--- RAW RECORDS ---

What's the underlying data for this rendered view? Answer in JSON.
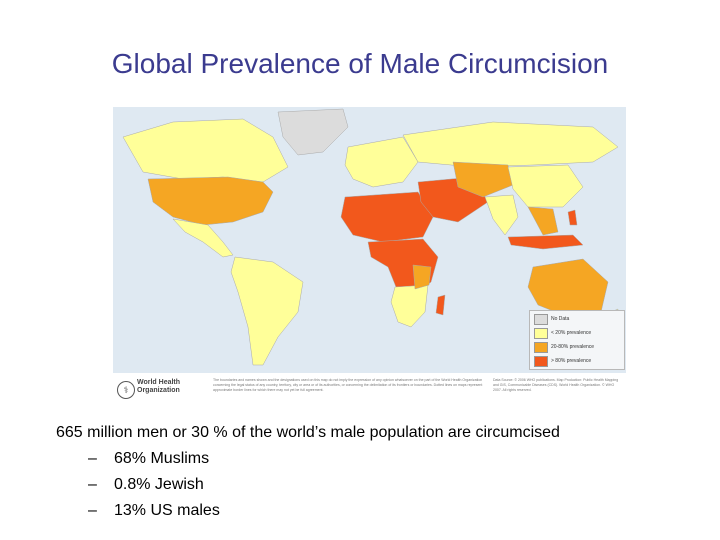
{
  "slide": {
    "title": "Global Prevalence of Male Circumcision",
    "statement": "665 million men or 30 % of the world’s male population are circumcised",
    "bullets": [
      {
        "dash": "–",
        "text": "68% Muslims"
      },
      {
        "dash": "–",
        "text": "0.8% Jewish"
      },
      {
        "dash": "–",
        "text": "13% US males"
      }
    ]
  },
  "map": {
    "legend": [
      {
        "label": "No Data",
        "color": "#dcdcdc"
      },
      {
        "label": "< 20% prevalence",
        "color": "#ffff99"
      },
      {
        "label": "20-80% prevalence",
        "color": "#f5a623"
      },
      {
        "label": "> 80% prevalence",
        "color": "#f2581c"
      }
    ],
    "organization": "World Health Organization",
    "logo_icon": "who-emblem-icon",
    "disclaimer": "The boundaries and names shown and the designations used on this map do not imply the expression of any opinion whatsoever on the part of the World Health Organization concerning the legal status of any country, territory, city or area or of its authorities, or concerning the delimitation of its frontiers or boundaries. Dotted lines on maps represent approximate border lines for which there may not yet be full agreement.",
    "source": "Data Source: © 2006 WHO publications. Map Production: Public Health Mapping and GIS, Communicable Diseases (CDS). World Health Organization. © WHO 2007. All rights reserved."
  }
}
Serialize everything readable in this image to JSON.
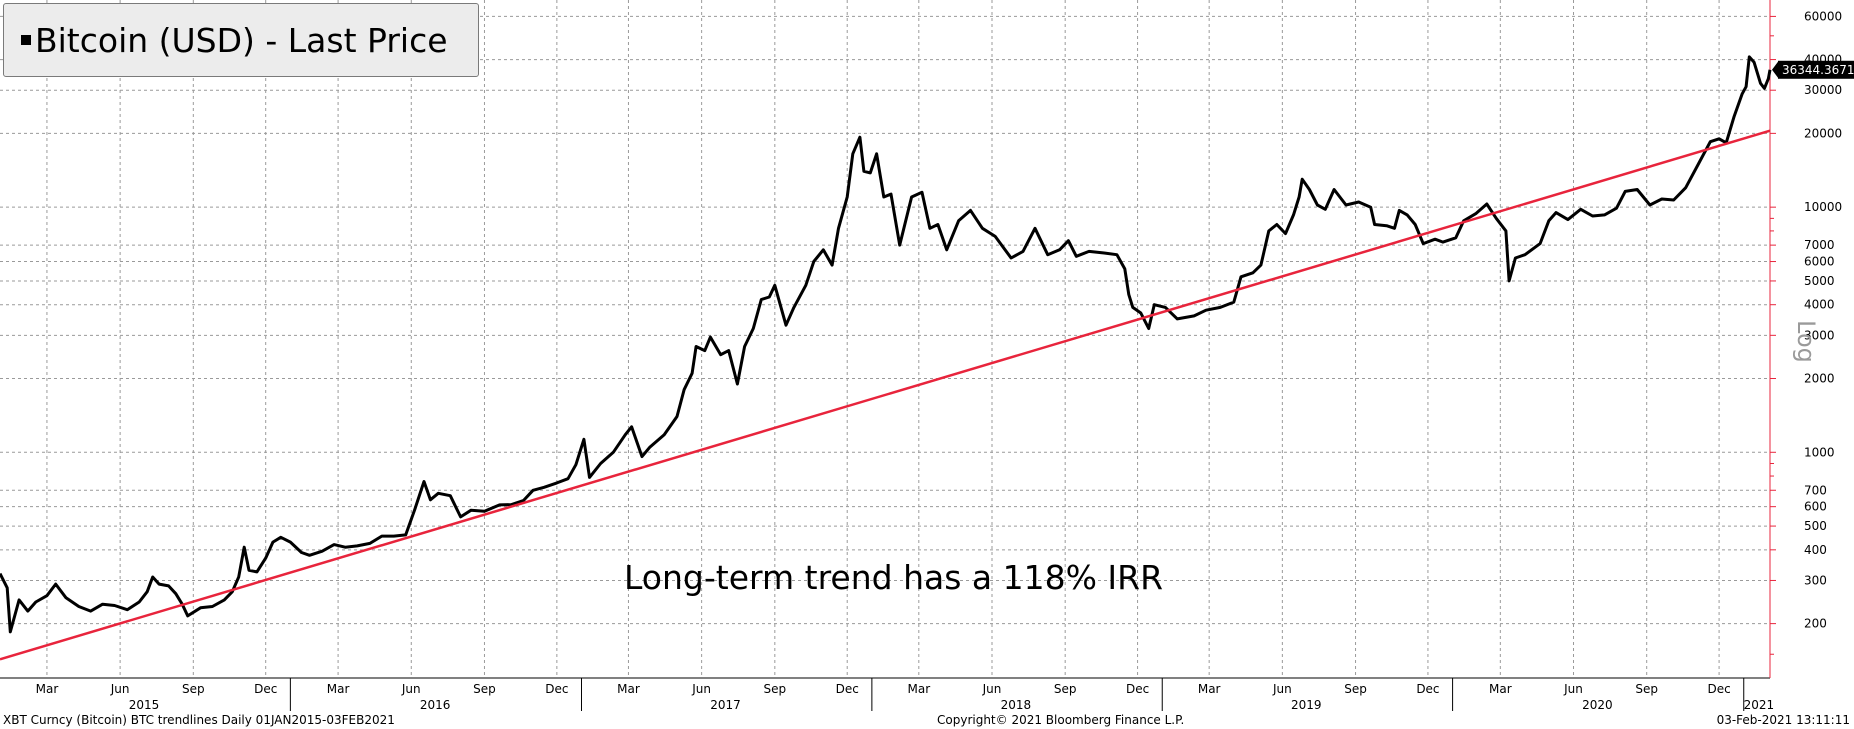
{
  "chart_data": {
    "type": "line",
    "title": "Bitcoin (USD) - Last Price",
    "annotation": "Long-term trend has a 118% IRR",
    "y_scale": "log",
    "y_scale_label": "Log",
    "ylim": [
      120,
      70000
    ],
    "xlim": [
      "2015-01-01",
      "2021-02-03"
    ],
    "y_ticks": [
      200,
      300,
      400,
      500,
      600,
      700,
      1000,
      2000,
      3000,
      4000,
      5000,
      6000,
      7000,
      10000,
      20000,
      30000,
      40000,
      60000
    ],
    "y_tick_labels": [
      "200",
      "300",
      "400",
      "500",
      "600",
      "700",
      "1000",
      "2000",
      "3000",
      "4000",
      "5000",
      "6000",
      "7000",
      "10000",
      "20000",
      "30000",
      "40000",
      "60000"
    ],
    "x_month_ticks": [
      {
        "date": "2015-03-01",
        "label": "Mar"
      },
      {
        "date": "2015-06-01",
        "label": "Jun"
      },
      {
        "date": "2015-09-01",
        "label": "Sep"
      },
      {
        "date": "2015-12-01",
        "label": "Dec"
      },
      {
        "date": "2016-03-01",
        "label": "Mar"
      },
      {
        "date": "2016-06-01",
        "label": "Jun"
      },
      {
        "date": "2016-09-01",
        "label": "Sep"
      },
      {
        "date": "2016-12-01",
        "label": "Dec"
      },
      {
        "date": "2017-03-01",
        "label": "Mar"
      },
      {
        "date": "2017-06-01",
        "label": "Jun"
      },
      {
        "date": "2017-09-01",
        "label": "Sep"
      },
      {
        "date": "2017-12-01",
        "label": "Dec"
      },
      {
        "date": "2018-03-01",
        "label": "Mar"
      },
      {
        "date": "2018-06-01",
        "label": "Jun"
      },
      {
        "date": "2018-09-01",
        "label": "Sep"
      },
      {
        "date": "2018-12-01",
        "label": "Dec"
      },
      {
        "date": "2019-03-01",
        "label": "Mar"
      },
      {
        "date": "2019-06-01",
        "label": "Jun"
      },
      {
        "date": "2019-09-01",
        "label": "Sep"
      },
      {
        "date": "2019-12-01",
        "label": "Dec"
      },
      {
        "date": "2020-03-01",
        "label": "Mar"
      },
      {
        "date": "2020-06-01",
        "label": "Jun"
      },
      {
        "date": "2020-09-01",
        "label": "Sep"
      },
      {
        "date": "2020-12-01",
        "label": "Dec"
      }
    ],
    "x_year_ticks": [
      {
        "date": "2015-07-01",
        "label": "2015"
      },
      {
        "date": "2016-07-01",
        "label": "2016"
      },
      {
        "date": "2017-07-01",
        "label": "2017"
      },
      {
        "date": "2018-07-01",
        "label": "2018"
      },
      {
        "date": "2019-07-01",
        "label": "2019"
      },
      {
        "date": "2020-07-01",
        "label": "2020"
      },
      {
        "date": "2021-01-20",
        "label": "2021"
      }
    ],
    "last_price_label": "36344.36719",
    "grid": true,
    "series": [
      {
        "color": "#000000",
        "points": [
          [
            "2015-01-01",
            320
          ],
          [
            "2015-01-10",
            280
          ],
          [
            "2015-01-14",
            185
          ],
          [
            "2015-01-25",
            250
          ],
          [
            "2015-02-05",
            225
          ],
          [
            "2015-02-15",
            245
          ],
          [
            "2015-03-01",
            260
          ],
          [
            "2015-03-12",
            290
          ],
          [
            "2015-03-25",
            255
          ],
          [
            "2015-04-10",
            235
          ],
          [
            "2015-04-25",
            225
          ],
          [
            "2015-05-10",
            240
          ],
          [
            "2015-05-25",
            237
          ],
          [
            "2015-06-10",
            228
          ],
          [
            "2015-06-25",
            245
          ],
          [
            "2015-07-05",
            270
          ],
          [
            "2015-07-12",
            310
          ],
          [
            "2015-07-20",
            290
          ],
          [
            "2015-08-01",
            285
          ],
          [
            "2015-08-10",
            265
          ],
          [
            "2015-08-18",
            240
          ],
          [
            "2015-08-25",
            215
          ],
          [
            "2015-09-10",
            232
          ],
          [
            "2015-09-25",
            235
          ],
          [
            "2015-10-10",
            250
          ],
          [
            "2015-10-20",
            270
          ],
          [
            "2015-10-28",
            310
          ],
          [
            "2015-11-04",
            410
          ],
          [
            "2015-11-10",
            330
          ],
          [
            "2015-11-20",
            325
          ],
          [
            "2015-12-01",
            370
          ],
          [
            "2015-12-10",
            430
          ],
          [
            "2015-12-20",
            450
          ],
          [
            "2016-01-01",
            430
          ],
          [
            "2016-01-15",
            390
          ],
          [
            "2016-01-25",
            380
          ],
          [
            "2016-02-10",
            395
          ],
          [
            "2016-02-25",
            420
          ],
          [
            "2016-03-10",
            410
          ],
          [
            "2016-03-25",
            415
          ],
          [
            "2016-04-10",
            425
          ],
          [
            "2016-04-25",
            455
          ],
          [
            "2016-05-10",
            455
          ],
          [
            "2016-05-25",
            460
          ],
          [
            "2016-06-05",
            580
          ],
          [
            "2016-06-17",
            760
          ],
          [
            "2016-06-25",
            640
          ],
          [
            "2016-07-05",
            680
          ],
          [
            "2016-07-20",
            665
          ],
          [
            "2016-08-02",
            545
          ],
          [
            "2016-08-15",
            580
          ],
          [
            "2016-09-01",
            575
          ],
          [
            "2016-09-20",
            610
          ],
          [
            "2016-10-05",
            612
          ],
          [
            "2016-10-20",
            635
          ],
          [
            "2016-11-01",
            700
          ],
          [
            "2016-11-15",
            720
          ],
          [
            "2016-12-01",
            750
          ],
          [
            "2016-12-15",
            780
          ],
          [
            "2016-12-25",
            890
          ],
          [
            "2017-01-04",
            1130
          ],
          [
            "2017-01-11",
            790
          ],
          [
            "2017-01-25",
            900
          ],
          [
            "2017-02-10",
            1000
          ],
          [
            "2017-02-25",
            1180
          ],
          [
            "2017-03-05",
            1270
          ],
          [
            "2017-03-18",
            960
          ],
          [
            "2017-03-28",
            1050
          ],
          [
            "2017-04-15",
            1180
          ],
          [
            "2017-05-01",
            1400
          ],
          [
            "2017-05-10",
            1800
          ],
          [
            "2017-05-20",
            2100
          ],
          [
            "2017-05-25",
            2700
          ],
          [
            "2017-06-05",
            2600
          ],
          [
            "2017-06-12",
            2950
          ],
          [
            "2017-06-25",
            2500
          ],
          [
            "2017-07-05",
            2600
          ],
          [
            "2017-07-16",
            1900
          ],
          [
            "2017-07-25",
            2700
          ],
          [
            "2017-08-05",
            3200
          ],
          [
            "2017-08-15",
            4200
          ],
          [
            "2017-08-25",
            4300
          ],
          [
            "2017-09-01",
            4800
          ],
          [
            "2017-09-15",
            3300
          ],
          [
            "2017-09-25",
            3900
          ],
          [
            "2017-10-10",
            4800
          ],
          [
            "2017-10-20",
            6000
          ],
          [
            "2017-11-01",
            6700
          ],
          [
            "2017-11-12",
            5800
          ],
          [
            "2017-11-20",
            8200
          ],
          [
            "2017-12-01",
            11000
          ],
          [
            "2017-12-08",
            16500
          ],
          [
            "2017-12-17",
            19300
          ],
          [
            "2017-12-22",
            14000
          ],
          [
            "2017-12-30",
            13800
          ],
          [
            "2018-01-07",
            16500
          ],
          [
            "2018-01-16",
            11000
          ],
          [
            "2018-01-25",
            11300
          ],
          [
            "2018-02-05",
            7000
          ],
          [
            "2018-02-20",
            11000
          ],
          [
            "2018-03-05",
            11500
          ],
          [
            "2018-03-15",
            8200
          ],
          [
            "2018-03-25",
            8500
          ],
          [
            "2018-04-05",
            6700
          ],
          [
            "2018-04-20",
            8800
          ],
          [
            "2018-05-05",
            9700
          ],
          [
            "2018-05-20",
            8200
          ],
          [
            "2018-06-05",
            7600
          ],
          [
            "2018-06-25",
            6200
          ],
          [
            "2018-07-10",
            6600
          ],
          [
            "2018-07-25",
            8200
          ],
          [
            "2018-08-10",
            6400
          ],
          [
            "2018-08-25",
            6700
          ],
          [
            "2018-09-05",
            7300
          ],
          [
            "2018-09-15",
            6300
          ],
          [
            "2018-10-01",
            6600
          ],
          [
            "2018-10-20",
            6500
          ],
          [
            "2018-11-05",
            6400
          ],
          [
            "2018-11-15",
            5600
          ],
          [
            "2018-11-20",
            4400
          ],
          [
            "2018-11-25",
            3900
          ],
          [
            "2018-12-05",
            3700
          ],
          [
            "2018-12-15",
            3200
          ],
          [
            "2018-12-22",
            4000
          ],
          [
            "2019-01-05",
            3900
          ],
          [
            "2019-01-20",
            3500
          ],
          [
            "2019-02-10",
            3600
          ],
          [
            "2019-02-25",
            3800
          ],
          [
            "2019-03-15",
            3900
          ],
          [
            "2019-04-01",
            4100
          ],
          [
            "2019-04-10",
            5200
          ],
          [
            "2019-04-25",
            5400
          ],
          [
            "2019-05-05",
            5800
          ],
          [
            "2019-05-15",
            8000
          ],
          [
            "2019-05-25",
            8500
          ],
          [
            "2019-06-05",
            7800
          ],
          [
            "2019-06-15",
            9300
          ],
          [
            "2019-06-22",
            11000
          ],
          [
            "2019-06-26",
            13000
          ],
          [
            "2019-07-05",
            11800
          ],
          [
            "2019-07-15",
            10200
          ],
          [
            "2019-07-25",
            9800
          ],
          [
            "2019-08-05",
            11800
          ],
          [
            "2019-08-20",
            10200
          ],
          [
            "2019-09-05",
            10500
          ],
          [
            "2019-09-20",
            10000
          ],
          [
            "2019-09-25",
            8500
          ],
          [
            "2019-10-10",
            8400
          ],
          [
            "2019-10-20",
            8200
          ],
          [
            "2019-10-26",
            9700
          ],
          [
            "2019-11-05",
            9300
          ],
          [
            "2019-11-15",
            8500
          ],
          [
            "2019-11-25",
            7100
          ],
          [
            "2019-12-10",
            7400
          ],
          [
            "2019-12-20",
            7200
          ],
          [
            "2020-01-05",
            7500
          ],
          [
            "2020-01-15",
            8800
          ],
          [
            "2020-01-30",
            9400
          ],
          [
            "2020-02-13",
            10300
          ],
          [
            "2020-02-25",
            9000
          ],
          [
            "2020-03-08",
            8000
          ],
          [
            "2020-03-12",
            5000
          ],
          [
            "2020-03-20",
            6200
          ],
          [
            "2020-04-01",
            6400
          ],
          [
            "2020-04-20",
            7100
          ],
          [
            "2020-05-01",
            8800
          ],
          [
            "2020-05-10",
            9500
          ],
          [
            "2020-05-25",
            8900
          ],
          [
            "2020-06-10",
            9800
          ],
          [
            "2020-06-25",
            9200
          ],
          [
            "2020-07-10",
            9300
          ],
          [
            "2020-07-25",
            9900
          ],
          [
            "2020-08-05",
            11600
          ],
          [
            "2020-08-20",
            11800
          ],
          [
            "2020-09-05",
            10200
          ],
          [
            "2020-09-20",
            10800
          ],
          [
            "2020-10-05",
            10700
          ],
          [
            "2020-10-20",
            12000
          ],
          [
            "2020-11-05",
            15000
          ],
          [
            "2020-11-20",
            18500
          ],
          [
            "2020-12-01",
            19000
          ],
          [
            "2020-12-10",
            18300
          ],
          [
            "2020-12-20",
            23500
          ],
          [
            "2020-12-30",
            29000
          ],
          [
            "2021-01-04",
            31000
          ],
          [
            "2021-01-08",
            41000
          ],
          [
            "2021-01-14",
            39000
          ],
          [
            "2021-01-22",
            32000
          ],
          [
            "2021-01-27",
            30500
          ],
          [
            "2021-02-01",
            33500
          ],
          [
            "2021-02-03",
            36344.36719
          ]
        ]
      },
      {
        "color": "#e8243c",
        "points": [
          [
            "2015-01-01",
            143
          ],
          [
            "2021-02-03",
            20500
          ]
        ]
      }
    ]
  },
  "footer": {
    "left": "XBT Curncy (Bitcoin) BTC trendlines  Daily 01JAN2015-03FEB2021",
    "center": "Copyright© 2021 Bloomberg Finance L.P.",
    "right": "03-Feb-2021 13:11:11"
  }
}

---

#### EXERCISE DETAILS:
Scan the listing above and identify each line holding the string "text"; copy every such line.

#### RESPONSE:
        "text": "68% Muslims"
        "text": "0.8% Jewish"
        "text": "13% US males"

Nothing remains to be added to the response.